### Task
Scan the data below for the string "因此合同不成立". Show every line where it turns up.

### Data for processing
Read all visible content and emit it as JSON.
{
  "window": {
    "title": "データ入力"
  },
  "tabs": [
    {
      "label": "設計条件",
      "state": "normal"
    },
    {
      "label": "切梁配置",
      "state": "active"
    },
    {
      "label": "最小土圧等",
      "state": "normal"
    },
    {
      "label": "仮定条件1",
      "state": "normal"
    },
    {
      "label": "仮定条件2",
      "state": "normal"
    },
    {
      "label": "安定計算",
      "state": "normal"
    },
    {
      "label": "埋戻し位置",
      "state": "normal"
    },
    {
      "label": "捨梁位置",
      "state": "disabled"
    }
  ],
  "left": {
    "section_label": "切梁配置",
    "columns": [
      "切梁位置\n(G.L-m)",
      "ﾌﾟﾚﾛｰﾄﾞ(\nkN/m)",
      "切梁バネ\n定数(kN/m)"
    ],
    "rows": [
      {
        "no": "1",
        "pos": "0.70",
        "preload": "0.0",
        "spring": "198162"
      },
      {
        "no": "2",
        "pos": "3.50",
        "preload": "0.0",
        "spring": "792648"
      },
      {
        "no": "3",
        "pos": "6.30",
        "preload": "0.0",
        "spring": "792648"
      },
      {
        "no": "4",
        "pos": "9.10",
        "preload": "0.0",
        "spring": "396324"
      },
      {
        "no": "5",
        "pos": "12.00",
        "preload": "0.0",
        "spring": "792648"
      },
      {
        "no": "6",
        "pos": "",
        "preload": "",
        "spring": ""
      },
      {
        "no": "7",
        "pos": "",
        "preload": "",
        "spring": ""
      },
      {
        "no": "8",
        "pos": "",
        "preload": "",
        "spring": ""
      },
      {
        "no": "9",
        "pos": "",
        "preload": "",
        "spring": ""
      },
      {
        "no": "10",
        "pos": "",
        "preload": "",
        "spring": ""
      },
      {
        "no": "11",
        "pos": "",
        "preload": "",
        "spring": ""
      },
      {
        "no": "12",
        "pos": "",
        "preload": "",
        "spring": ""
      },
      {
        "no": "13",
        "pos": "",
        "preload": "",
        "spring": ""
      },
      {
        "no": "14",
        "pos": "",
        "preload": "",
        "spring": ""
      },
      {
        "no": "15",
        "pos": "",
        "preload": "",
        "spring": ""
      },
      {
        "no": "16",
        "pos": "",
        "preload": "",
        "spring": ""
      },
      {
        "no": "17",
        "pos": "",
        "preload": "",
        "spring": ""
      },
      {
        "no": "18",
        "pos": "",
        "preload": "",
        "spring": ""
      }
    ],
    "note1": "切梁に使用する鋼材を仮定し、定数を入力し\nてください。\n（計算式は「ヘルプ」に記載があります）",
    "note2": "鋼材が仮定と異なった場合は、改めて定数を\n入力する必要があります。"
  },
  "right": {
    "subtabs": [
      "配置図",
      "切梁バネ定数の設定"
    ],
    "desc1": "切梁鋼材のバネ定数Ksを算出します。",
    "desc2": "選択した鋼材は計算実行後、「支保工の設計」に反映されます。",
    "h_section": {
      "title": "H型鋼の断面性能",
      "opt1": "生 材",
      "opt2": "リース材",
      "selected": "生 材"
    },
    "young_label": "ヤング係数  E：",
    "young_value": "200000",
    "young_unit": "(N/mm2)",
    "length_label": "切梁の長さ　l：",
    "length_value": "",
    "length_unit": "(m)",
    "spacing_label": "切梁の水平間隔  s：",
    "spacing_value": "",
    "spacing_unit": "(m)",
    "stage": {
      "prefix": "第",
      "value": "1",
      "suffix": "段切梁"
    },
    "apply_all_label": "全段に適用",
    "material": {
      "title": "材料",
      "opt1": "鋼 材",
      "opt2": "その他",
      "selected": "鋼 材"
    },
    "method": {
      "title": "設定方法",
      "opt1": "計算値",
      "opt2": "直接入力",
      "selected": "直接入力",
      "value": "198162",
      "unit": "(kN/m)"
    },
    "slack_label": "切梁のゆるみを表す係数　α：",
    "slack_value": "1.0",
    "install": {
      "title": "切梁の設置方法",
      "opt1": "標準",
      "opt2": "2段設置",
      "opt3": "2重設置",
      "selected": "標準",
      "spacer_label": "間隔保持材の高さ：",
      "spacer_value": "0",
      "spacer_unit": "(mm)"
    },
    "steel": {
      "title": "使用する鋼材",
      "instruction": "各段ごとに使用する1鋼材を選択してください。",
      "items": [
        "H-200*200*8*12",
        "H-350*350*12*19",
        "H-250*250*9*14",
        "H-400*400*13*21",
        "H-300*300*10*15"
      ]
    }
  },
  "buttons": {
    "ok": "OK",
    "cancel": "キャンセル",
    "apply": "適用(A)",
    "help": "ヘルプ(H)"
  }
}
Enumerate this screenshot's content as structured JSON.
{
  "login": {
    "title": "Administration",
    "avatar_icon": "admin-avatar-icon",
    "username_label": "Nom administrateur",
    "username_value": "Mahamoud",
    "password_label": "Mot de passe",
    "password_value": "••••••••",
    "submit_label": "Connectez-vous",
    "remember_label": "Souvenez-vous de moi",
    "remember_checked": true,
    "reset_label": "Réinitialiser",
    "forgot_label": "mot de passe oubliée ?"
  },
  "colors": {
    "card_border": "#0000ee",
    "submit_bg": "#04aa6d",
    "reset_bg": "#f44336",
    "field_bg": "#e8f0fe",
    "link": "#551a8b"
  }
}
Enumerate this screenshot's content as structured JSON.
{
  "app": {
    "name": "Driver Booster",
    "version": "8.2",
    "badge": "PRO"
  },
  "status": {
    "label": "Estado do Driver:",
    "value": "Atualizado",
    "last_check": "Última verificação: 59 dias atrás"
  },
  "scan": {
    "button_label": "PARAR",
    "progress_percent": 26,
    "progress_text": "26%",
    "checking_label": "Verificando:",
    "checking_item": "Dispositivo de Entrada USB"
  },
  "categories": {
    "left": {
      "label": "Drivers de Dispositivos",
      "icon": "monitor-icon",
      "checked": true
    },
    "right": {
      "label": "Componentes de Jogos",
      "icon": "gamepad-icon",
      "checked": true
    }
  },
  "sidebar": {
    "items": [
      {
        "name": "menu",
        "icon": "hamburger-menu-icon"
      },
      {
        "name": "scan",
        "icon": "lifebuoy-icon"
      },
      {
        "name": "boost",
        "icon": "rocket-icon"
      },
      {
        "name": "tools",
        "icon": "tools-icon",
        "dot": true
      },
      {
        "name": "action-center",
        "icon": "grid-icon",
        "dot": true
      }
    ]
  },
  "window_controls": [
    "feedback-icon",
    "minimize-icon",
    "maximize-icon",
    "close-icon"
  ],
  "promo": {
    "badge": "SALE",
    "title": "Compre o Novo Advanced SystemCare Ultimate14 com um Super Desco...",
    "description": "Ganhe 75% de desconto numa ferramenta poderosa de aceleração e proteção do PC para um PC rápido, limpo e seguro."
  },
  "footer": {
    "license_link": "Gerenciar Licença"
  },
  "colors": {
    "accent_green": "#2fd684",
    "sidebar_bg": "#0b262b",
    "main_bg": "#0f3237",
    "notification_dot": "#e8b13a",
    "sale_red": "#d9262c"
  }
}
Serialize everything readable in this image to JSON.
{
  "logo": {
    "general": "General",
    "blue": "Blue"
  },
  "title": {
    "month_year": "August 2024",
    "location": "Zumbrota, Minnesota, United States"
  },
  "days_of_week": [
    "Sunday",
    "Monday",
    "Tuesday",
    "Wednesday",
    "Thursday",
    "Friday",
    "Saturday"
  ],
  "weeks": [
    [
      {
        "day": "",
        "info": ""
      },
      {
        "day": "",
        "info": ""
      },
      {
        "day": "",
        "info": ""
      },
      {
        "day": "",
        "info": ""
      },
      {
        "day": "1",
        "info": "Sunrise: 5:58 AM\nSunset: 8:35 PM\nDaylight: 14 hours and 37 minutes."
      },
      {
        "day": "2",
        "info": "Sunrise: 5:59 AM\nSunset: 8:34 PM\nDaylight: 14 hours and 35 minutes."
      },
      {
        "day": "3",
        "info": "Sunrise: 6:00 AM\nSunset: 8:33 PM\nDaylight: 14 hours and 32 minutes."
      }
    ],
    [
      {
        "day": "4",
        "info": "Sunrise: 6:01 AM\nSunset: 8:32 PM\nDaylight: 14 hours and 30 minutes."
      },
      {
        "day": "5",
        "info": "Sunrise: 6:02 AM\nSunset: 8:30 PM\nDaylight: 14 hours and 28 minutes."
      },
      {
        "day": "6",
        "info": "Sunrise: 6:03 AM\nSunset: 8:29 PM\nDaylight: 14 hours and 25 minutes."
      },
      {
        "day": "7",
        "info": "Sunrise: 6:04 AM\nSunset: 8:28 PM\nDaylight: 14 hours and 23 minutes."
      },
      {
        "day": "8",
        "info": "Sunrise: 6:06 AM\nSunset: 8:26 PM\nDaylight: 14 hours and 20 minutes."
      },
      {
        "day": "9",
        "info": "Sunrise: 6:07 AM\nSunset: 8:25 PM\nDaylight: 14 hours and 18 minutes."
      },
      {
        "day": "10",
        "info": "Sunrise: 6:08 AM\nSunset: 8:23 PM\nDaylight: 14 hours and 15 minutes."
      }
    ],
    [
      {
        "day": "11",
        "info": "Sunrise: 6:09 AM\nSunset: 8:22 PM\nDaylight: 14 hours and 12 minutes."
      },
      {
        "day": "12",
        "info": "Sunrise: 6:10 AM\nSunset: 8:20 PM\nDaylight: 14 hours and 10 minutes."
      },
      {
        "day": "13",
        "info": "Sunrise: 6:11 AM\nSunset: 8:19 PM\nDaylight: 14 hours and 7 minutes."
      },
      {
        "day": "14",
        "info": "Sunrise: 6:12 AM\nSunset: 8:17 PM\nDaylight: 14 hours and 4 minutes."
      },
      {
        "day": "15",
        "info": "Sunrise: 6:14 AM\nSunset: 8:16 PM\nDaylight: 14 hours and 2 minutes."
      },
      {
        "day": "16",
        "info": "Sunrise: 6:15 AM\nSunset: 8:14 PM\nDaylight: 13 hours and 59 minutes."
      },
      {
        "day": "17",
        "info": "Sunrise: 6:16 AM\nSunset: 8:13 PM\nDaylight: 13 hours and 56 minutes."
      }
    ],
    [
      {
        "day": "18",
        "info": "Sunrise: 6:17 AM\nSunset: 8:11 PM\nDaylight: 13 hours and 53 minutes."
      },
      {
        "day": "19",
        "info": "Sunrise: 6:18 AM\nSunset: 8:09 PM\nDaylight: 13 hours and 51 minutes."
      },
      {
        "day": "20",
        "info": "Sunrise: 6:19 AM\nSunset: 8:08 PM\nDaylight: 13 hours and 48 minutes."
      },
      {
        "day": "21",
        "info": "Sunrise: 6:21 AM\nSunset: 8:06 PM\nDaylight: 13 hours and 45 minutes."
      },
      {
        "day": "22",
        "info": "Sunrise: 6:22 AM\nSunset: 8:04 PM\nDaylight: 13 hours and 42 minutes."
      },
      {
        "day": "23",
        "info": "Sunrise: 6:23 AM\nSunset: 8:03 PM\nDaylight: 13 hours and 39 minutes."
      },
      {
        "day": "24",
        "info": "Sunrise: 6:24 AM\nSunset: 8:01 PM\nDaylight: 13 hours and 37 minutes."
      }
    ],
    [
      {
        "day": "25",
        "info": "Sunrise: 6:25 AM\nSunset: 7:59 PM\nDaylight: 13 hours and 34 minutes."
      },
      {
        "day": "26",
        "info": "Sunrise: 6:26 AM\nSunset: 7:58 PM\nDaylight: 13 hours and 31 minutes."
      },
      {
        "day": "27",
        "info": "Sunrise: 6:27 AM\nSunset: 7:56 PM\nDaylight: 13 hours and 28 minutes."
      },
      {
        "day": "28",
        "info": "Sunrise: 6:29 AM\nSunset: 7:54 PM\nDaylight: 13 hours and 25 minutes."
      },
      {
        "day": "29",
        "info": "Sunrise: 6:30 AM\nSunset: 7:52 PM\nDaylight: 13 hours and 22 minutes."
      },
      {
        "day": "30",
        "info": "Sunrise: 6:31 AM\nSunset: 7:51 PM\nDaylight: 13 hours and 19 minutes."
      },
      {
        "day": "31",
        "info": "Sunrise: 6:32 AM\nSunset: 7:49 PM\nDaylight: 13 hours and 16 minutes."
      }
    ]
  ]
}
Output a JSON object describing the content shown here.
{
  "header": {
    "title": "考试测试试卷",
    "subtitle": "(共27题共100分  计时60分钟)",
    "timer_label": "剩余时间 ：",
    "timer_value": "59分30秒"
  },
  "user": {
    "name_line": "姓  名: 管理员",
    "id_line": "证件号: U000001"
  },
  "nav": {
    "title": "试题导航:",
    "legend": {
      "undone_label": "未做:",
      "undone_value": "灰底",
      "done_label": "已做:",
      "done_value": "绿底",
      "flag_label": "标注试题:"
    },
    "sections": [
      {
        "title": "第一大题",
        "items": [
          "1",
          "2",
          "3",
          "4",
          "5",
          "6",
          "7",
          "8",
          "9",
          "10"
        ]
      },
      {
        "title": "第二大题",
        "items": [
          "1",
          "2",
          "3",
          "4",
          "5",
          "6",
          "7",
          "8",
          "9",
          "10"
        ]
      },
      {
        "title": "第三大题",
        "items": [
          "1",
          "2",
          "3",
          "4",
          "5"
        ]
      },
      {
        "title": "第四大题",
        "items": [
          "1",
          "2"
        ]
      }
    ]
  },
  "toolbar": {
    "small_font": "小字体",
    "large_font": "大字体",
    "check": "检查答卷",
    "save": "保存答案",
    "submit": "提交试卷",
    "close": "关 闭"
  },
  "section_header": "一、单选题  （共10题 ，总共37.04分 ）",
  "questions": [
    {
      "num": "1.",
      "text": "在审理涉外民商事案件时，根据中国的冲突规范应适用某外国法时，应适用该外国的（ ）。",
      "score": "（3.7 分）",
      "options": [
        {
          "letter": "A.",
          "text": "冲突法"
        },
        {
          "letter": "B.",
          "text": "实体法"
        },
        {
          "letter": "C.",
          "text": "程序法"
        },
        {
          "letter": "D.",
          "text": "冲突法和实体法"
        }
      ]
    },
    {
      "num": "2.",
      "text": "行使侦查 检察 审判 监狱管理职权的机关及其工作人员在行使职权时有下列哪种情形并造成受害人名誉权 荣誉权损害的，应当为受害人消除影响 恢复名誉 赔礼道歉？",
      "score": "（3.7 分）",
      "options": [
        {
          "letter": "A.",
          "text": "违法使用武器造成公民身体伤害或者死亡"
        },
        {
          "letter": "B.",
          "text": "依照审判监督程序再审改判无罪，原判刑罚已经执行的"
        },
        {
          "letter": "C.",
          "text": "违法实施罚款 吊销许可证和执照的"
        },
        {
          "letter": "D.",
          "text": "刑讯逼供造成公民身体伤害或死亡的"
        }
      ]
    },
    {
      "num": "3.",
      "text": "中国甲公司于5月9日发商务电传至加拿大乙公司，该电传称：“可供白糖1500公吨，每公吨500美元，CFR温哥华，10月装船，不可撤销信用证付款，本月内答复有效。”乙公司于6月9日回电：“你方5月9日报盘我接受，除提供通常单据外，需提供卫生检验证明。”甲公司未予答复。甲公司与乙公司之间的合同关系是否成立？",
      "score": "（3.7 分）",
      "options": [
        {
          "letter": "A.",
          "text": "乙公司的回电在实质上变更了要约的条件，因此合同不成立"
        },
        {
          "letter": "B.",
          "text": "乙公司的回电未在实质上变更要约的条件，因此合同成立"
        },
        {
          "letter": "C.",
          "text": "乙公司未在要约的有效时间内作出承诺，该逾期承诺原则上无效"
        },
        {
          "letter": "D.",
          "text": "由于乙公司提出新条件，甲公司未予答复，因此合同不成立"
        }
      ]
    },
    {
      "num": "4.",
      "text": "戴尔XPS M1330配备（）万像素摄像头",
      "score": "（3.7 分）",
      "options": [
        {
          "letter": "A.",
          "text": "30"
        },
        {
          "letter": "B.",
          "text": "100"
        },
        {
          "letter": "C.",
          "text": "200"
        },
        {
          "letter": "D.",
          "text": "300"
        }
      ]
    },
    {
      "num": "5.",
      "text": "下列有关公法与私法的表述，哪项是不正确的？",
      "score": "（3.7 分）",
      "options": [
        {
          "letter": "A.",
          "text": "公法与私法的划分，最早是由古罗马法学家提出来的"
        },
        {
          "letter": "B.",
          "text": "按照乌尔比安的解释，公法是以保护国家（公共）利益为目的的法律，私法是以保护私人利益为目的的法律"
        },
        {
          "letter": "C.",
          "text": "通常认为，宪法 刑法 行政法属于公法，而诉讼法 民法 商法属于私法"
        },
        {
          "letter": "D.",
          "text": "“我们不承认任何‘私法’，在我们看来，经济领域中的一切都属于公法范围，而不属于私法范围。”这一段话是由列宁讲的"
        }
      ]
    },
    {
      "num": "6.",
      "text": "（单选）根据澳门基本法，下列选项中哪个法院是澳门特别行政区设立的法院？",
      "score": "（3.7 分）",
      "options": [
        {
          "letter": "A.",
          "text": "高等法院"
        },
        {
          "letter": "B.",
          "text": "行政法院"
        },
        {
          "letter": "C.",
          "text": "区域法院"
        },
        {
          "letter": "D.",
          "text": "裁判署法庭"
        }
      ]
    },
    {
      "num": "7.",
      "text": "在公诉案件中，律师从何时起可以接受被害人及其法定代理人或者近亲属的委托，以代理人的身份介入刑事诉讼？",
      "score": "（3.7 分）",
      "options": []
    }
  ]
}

### Result below
          "text": "乙公司的回电在实质上变更了要约的条件，因此合同不成立"
          "text": "由于乙公司提出新条件，甲公司未予答复，因此合同不成立"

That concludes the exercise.